→ **WHAT THE EXERCISE ASKS**:
Count every line that includes the string "value" in the entries that follow. Nothing besides the number is needed.

[Data entries for graphics]

-- Begin --

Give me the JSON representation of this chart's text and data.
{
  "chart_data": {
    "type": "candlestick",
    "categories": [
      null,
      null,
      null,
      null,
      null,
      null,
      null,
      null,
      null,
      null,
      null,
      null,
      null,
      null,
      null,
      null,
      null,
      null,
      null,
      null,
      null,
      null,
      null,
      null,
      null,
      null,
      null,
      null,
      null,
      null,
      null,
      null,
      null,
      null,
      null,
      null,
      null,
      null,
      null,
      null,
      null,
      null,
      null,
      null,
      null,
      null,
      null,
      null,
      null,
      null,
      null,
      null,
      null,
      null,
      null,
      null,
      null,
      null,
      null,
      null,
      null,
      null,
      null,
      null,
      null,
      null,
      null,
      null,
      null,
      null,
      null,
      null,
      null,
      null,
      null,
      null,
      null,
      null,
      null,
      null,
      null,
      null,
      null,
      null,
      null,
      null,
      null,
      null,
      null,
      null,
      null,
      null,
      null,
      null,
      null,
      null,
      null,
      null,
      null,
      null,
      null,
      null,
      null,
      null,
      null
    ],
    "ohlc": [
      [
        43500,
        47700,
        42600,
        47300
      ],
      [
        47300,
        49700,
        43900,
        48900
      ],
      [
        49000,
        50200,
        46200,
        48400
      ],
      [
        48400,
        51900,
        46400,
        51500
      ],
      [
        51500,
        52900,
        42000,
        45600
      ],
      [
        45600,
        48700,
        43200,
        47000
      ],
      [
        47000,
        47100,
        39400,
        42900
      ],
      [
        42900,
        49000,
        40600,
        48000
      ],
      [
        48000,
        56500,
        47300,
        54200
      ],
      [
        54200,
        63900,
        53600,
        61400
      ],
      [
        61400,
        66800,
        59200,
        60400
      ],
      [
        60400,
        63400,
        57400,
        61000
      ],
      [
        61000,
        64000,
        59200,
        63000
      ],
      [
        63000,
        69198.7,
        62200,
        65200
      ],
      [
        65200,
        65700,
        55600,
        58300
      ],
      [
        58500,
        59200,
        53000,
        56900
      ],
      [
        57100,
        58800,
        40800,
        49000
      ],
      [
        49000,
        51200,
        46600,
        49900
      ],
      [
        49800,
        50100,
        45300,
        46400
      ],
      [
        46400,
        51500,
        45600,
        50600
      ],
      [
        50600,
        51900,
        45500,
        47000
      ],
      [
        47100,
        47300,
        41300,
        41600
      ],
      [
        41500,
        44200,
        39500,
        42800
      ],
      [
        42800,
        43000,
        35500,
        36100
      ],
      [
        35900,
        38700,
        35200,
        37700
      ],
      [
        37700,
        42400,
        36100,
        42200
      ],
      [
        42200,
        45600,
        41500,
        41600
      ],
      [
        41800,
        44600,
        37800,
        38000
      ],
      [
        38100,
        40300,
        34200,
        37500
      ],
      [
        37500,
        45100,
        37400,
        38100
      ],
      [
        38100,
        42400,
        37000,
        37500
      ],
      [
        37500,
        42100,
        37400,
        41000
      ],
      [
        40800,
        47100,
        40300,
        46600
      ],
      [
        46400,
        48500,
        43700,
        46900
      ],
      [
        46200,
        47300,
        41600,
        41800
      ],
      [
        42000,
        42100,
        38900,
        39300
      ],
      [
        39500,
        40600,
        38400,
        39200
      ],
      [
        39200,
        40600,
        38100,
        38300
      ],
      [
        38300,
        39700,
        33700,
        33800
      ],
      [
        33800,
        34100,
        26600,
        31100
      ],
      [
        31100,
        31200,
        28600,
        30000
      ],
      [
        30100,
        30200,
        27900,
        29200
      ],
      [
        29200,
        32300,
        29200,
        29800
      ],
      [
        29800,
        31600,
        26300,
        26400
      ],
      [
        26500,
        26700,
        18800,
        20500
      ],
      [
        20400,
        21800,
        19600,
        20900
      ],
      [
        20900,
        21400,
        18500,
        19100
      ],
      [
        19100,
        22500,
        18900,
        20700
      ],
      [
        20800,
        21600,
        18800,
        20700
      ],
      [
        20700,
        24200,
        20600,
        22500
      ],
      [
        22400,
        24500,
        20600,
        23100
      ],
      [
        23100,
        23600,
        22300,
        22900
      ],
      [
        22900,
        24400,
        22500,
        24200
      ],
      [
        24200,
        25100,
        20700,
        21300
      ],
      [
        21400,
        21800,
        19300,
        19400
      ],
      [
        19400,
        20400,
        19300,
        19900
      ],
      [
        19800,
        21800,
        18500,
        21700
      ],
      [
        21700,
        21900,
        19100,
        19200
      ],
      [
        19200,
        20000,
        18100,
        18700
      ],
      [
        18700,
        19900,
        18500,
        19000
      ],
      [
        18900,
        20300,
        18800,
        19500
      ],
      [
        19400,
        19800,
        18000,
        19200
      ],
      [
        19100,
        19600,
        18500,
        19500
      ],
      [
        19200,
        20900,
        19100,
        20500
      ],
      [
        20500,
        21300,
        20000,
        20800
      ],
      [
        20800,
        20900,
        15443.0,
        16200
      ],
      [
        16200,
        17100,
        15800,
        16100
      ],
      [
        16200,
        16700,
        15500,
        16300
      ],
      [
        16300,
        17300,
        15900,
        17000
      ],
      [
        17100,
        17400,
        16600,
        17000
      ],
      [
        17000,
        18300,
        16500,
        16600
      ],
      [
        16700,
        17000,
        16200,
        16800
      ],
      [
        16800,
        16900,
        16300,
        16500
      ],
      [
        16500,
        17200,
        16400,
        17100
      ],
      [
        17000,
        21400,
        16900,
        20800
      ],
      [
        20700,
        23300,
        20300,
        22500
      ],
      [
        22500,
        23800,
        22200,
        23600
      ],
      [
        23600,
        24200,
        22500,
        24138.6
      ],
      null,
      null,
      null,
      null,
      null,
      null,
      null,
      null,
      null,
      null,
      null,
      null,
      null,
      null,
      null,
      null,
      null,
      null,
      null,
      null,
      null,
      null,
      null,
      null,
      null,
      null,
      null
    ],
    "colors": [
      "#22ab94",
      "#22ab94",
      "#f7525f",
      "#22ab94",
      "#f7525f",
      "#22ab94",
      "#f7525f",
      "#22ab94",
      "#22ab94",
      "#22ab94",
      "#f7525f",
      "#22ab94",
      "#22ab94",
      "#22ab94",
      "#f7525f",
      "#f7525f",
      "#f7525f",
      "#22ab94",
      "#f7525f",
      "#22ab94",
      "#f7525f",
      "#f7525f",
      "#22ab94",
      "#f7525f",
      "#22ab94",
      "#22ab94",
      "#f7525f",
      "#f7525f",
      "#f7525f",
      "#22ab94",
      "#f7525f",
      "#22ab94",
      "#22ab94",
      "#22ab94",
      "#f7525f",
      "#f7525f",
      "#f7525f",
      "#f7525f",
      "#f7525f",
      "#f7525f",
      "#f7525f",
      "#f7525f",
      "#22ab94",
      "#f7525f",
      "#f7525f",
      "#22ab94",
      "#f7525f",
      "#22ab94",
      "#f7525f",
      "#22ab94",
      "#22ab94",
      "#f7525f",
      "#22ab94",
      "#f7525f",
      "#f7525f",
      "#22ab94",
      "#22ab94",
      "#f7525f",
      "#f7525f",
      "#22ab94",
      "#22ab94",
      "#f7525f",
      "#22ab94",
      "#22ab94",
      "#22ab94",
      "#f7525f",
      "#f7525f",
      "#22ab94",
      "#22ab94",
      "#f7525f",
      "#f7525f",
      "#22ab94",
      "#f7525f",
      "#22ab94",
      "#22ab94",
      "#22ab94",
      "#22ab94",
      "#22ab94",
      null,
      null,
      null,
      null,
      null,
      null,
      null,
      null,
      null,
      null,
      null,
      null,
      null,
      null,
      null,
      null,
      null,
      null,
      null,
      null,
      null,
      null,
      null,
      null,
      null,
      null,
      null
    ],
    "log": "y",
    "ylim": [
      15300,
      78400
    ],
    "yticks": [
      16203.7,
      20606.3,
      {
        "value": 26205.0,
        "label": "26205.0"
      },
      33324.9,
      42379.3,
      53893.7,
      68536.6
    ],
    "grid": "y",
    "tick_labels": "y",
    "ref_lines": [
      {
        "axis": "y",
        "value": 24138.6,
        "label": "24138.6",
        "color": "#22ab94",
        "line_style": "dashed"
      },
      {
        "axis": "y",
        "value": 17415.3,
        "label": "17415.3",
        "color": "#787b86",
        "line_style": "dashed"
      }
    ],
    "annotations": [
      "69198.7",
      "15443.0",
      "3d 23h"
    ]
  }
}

-- End --

→ **REPLY**:
3